[INFORMATION SUPPLIED start]

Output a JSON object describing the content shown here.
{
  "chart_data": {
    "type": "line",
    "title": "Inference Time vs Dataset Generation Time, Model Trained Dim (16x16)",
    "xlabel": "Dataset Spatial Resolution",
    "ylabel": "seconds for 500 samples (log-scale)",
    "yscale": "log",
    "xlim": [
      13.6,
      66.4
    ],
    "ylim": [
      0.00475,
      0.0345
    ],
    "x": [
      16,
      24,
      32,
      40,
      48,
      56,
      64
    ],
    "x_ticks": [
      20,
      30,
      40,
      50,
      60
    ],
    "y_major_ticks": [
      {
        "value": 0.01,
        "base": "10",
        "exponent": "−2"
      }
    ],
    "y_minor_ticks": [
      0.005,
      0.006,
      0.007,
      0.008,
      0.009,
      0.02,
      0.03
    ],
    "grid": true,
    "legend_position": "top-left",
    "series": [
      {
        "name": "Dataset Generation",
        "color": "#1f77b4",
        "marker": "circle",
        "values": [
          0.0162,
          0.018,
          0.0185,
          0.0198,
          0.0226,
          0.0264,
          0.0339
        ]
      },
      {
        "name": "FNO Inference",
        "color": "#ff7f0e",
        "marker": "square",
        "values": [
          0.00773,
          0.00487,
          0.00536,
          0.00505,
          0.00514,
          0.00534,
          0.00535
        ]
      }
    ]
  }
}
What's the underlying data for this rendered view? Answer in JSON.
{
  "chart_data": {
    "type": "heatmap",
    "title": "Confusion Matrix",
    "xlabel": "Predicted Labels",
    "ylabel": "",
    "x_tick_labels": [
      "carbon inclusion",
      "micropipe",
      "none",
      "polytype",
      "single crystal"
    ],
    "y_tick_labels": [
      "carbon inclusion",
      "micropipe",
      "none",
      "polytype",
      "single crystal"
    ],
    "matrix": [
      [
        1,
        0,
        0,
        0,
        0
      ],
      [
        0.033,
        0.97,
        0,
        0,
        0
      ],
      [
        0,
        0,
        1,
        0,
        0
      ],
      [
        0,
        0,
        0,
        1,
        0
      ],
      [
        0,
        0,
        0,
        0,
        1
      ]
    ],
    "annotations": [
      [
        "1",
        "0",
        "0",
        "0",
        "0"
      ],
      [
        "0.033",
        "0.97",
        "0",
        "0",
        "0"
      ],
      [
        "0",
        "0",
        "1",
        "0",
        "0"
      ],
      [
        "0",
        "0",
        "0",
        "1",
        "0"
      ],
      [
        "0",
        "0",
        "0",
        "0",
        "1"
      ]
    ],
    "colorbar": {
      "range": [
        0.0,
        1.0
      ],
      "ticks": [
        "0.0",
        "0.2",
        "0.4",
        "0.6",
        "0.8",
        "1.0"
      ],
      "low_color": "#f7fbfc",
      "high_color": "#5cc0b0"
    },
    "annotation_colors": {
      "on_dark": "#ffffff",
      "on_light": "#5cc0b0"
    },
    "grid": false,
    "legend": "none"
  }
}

[INFORMATION SUPPLIED end]
[INFORMATION SUPPLIED start]

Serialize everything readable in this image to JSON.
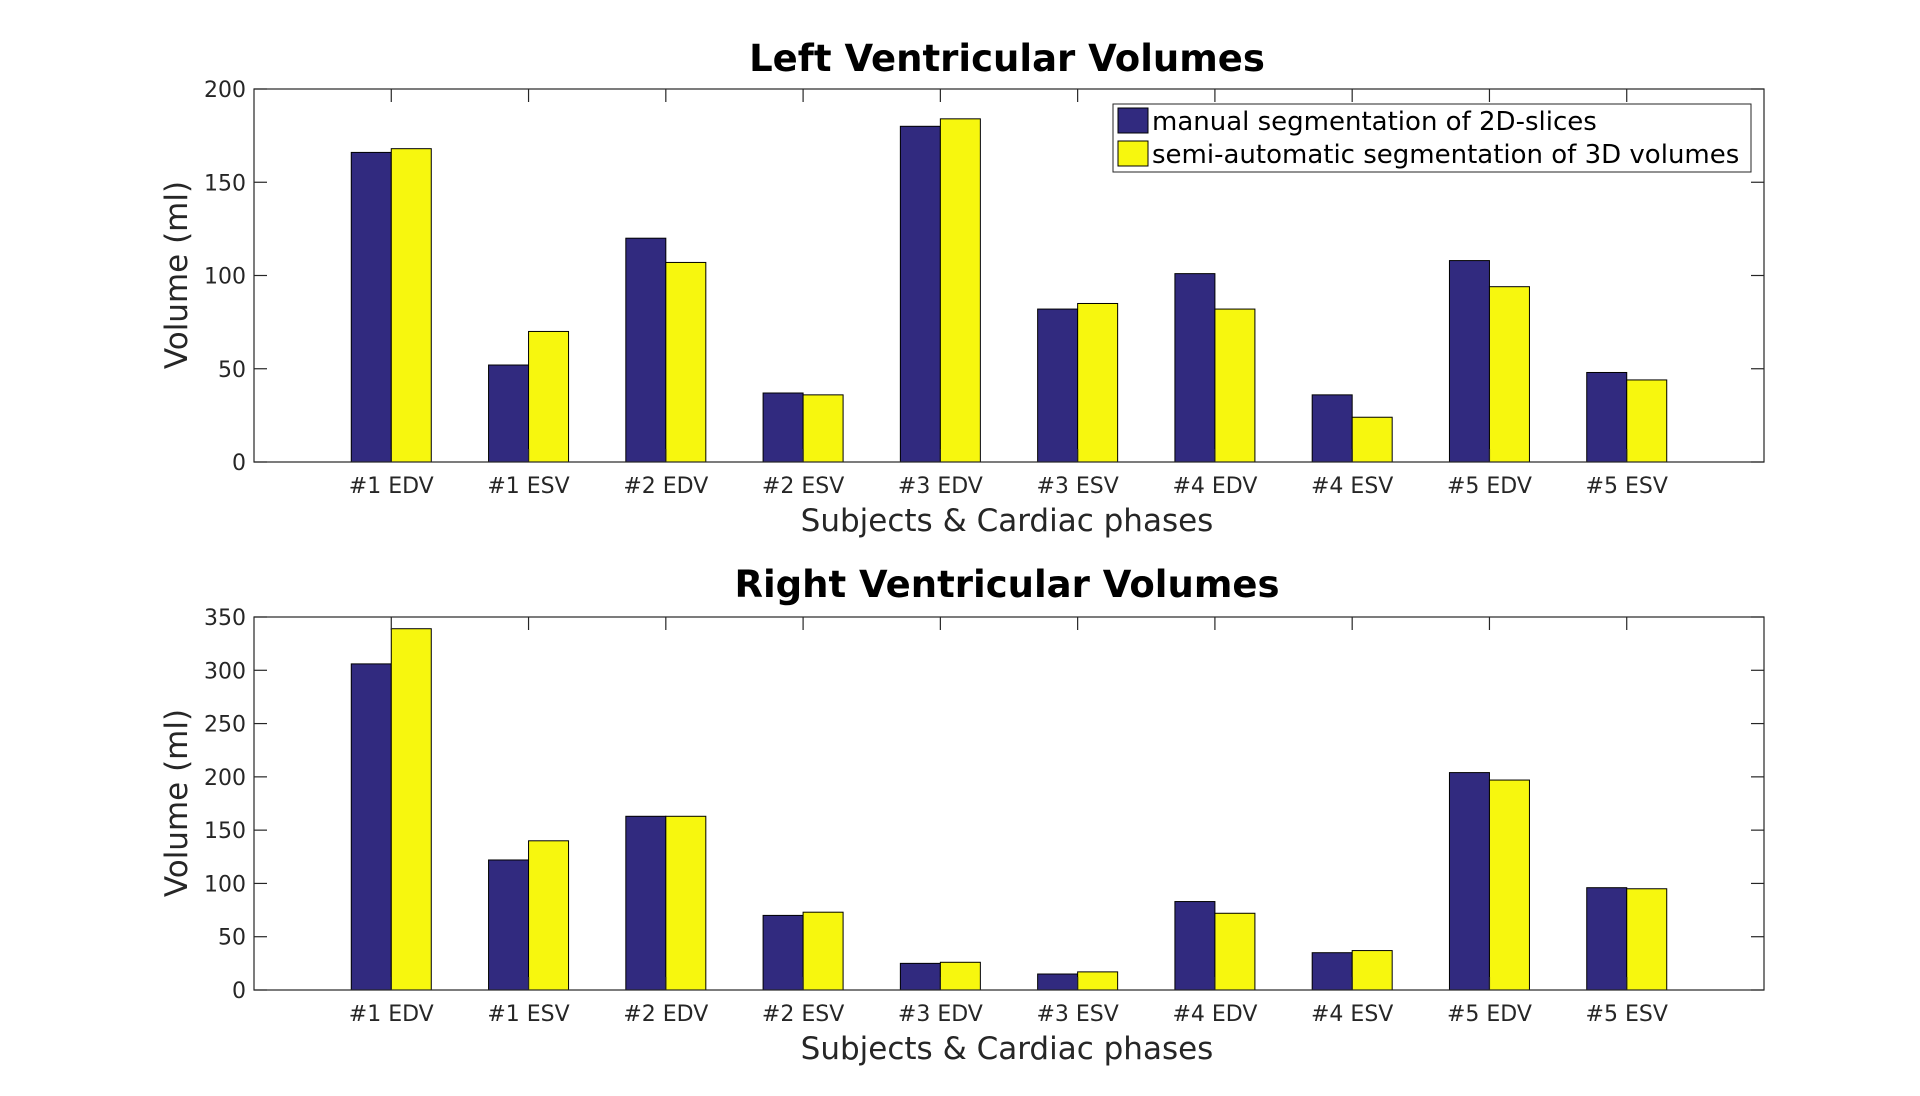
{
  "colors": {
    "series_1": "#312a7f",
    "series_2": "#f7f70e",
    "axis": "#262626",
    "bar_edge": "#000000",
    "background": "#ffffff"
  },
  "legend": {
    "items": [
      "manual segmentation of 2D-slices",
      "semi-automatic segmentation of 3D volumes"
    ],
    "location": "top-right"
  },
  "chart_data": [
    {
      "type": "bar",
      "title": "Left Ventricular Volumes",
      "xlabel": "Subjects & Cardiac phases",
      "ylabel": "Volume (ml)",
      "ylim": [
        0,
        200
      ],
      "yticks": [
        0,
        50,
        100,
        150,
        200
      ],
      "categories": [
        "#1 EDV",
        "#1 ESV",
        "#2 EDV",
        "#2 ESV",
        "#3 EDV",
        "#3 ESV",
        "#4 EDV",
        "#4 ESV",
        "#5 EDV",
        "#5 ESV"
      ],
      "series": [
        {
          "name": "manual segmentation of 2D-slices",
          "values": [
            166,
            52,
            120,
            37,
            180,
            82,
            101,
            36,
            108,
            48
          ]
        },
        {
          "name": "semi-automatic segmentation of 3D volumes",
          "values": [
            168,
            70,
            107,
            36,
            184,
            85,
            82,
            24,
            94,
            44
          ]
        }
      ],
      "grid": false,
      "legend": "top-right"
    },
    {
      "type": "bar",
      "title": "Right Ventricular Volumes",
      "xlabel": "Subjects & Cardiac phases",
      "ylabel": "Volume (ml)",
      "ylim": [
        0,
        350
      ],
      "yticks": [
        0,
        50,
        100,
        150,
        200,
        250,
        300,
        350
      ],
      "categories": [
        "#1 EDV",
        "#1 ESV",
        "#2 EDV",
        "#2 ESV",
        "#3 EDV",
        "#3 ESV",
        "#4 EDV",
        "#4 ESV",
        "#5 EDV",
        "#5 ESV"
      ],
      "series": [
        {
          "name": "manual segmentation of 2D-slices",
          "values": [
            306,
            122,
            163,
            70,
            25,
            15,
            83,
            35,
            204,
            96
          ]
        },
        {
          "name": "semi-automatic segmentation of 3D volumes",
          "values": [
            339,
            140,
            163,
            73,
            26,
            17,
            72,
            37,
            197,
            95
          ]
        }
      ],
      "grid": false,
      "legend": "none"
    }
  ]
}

[INFORMATION SUPPLIED end]
[INFORMATION SUPPLIED start]

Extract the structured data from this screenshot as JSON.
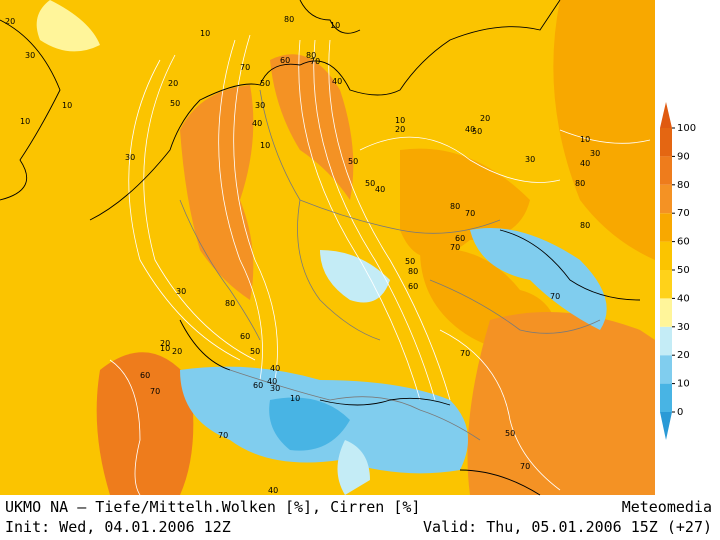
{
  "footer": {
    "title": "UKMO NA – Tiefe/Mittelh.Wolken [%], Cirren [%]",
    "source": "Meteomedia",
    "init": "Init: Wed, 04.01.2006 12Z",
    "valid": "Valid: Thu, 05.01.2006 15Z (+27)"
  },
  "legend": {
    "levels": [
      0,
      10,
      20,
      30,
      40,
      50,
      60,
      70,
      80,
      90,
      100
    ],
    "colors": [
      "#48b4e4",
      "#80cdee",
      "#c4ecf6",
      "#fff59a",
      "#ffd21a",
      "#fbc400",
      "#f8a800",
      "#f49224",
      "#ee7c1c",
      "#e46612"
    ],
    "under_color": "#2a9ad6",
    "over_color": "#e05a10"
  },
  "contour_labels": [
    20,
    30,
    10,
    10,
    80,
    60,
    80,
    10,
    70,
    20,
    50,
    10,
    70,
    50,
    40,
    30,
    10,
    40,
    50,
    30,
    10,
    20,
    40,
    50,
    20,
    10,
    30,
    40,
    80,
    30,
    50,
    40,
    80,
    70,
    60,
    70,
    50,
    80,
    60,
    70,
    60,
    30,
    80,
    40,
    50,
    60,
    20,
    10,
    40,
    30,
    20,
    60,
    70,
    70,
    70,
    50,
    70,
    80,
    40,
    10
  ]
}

[INFORMATION SUPPLIED end]

THE EXERCISE:
Check each line above for the word "Ventricular", and copy the lines where it appears.

ANSWER TO THIS PROBLEM:
      "title": "Left Ventricular Volumes",
      "title": "Right Ventricular Volumes",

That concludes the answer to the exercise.